Short task
Determine the number of lines that have the string "value" in them, and give only that number.
^^^^^^^^
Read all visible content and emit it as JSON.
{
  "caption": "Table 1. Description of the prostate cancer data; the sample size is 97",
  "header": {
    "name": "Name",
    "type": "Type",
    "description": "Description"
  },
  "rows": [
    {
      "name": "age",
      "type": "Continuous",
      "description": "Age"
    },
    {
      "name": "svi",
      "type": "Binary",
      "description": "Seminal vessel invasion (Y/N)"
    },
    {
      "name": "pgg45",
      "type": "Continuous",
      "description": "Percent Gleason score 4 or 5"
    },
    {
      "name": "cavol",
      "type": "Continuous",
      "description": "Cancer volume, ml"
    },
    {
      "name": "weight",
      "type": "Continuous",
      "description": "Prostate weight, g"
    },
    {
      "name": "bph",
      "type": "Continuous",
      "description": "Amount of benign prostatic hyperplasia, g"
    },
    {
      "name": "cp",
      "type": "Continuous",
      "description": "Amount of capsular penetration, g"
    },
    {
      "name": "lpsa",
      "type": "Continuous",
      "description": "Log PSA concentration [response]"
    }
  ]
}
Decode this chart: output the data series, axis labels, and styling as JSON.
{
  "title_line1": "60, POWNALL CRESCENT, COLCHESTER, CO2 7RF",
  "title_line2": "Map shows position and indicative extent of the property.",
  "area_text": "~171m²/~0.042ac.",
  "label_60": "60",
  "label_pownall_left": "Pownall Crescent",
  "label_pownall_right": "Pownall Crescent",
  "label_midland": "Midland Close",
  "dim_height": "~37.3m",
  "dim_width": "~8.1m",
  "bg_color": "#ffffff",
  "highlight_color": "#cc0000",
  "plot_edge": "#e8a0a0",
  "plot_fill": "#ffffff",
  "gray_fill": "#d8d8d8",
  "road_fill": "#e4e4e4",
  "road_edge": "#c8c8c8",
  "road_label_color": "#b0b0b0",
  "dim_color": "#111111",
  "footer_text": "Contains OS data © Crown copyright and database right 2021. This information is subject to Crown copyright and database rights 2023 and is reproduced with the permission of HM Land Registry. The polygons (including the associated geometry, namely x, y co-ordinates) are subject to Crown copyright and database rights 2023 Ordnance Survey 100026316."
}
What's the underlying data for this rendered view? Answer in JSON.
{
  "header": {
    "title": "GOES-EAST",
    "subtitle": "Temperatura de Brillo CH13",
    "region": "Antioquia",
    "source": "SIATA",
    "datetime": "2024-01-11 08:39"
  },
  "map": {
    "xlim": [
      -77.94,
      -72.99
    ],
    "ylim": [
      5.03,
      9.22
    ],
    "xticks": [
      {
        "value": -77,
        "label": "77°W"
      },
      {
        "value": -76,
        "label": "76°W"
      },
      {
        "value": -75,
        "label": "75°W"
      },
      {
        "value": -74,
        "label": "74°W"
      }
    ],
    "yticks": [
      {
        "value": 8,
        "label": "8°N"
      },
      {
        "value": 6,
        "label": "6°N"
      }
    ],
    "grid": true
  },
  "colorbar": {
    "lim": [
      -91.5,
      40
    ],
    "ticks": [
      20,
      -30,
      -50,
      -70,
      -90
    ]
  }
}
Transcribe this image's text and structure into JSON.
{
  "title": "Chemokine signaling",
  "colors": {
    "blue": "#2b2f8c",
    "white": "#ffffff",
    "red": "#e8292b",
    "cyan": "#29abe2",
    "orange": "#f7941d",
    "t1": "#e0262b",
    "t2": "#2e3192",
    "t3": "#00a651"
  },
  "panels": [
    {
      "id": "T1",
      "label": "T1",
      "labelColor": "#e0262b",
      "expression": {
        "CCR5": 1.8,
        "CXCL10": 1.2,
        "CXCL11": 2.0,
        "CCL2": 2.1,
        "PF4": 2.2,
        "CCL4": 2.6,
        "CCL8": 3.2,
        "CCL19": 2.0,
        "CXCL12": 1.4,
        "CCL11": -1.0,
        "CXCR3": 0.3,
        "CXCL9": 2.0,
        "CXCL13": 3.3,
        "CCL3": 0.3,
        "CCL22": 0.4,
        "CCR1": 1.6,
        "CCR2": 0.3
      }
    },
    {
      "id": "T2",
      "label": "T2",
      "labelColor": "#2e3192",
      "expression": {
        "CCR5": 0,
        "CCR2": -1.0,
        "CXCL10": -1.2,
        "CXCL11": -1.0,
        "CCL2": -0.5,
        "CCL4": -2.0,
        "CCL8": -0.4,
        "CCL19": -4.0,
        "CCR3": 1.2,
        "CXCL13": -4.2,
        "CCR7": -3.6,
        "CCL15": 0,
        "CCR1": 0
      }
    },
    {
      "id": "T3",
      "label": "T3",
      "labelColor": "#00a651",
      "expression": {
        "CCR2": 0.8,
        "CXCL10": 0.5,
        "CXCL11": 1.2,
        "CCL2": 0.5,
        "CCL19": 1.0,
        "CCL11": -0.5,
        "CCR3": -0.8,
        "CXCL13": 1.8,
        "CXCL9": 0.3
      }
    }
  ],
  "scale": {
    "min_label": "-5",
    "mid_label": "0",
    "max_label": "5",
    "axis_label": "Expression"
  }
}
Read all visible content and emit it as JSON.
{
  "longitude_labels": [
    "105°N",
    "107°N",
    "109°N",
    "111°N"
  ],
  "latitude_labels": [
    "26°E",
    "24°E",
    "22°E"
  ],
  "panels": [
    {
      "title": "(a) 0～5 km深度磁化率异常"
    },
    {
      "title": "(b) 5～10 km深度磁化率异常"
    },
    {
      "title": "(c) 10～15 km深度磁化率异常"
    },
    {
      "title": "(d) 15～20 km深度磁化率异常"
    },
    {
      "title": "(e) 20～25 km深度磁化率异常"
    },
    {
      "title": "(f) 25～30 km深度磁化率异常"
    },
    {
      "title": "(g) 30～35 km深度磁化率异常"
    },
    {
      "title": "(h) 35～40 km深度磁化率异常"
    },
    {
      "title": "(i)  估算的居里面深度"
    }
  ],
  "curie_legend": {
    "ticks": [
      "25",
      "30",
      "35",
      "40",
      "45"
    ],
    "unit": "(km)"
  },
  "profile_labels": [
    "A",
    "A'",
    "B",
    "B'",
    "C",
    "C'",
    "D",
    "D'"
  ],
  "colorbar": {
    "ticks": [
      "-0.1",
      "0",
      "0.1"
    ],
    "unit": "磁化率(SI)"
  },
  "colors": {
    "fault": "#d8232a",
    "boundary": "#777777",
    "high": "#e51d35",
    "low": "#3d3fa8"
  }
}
^^^^^^^^
Exercise solution
6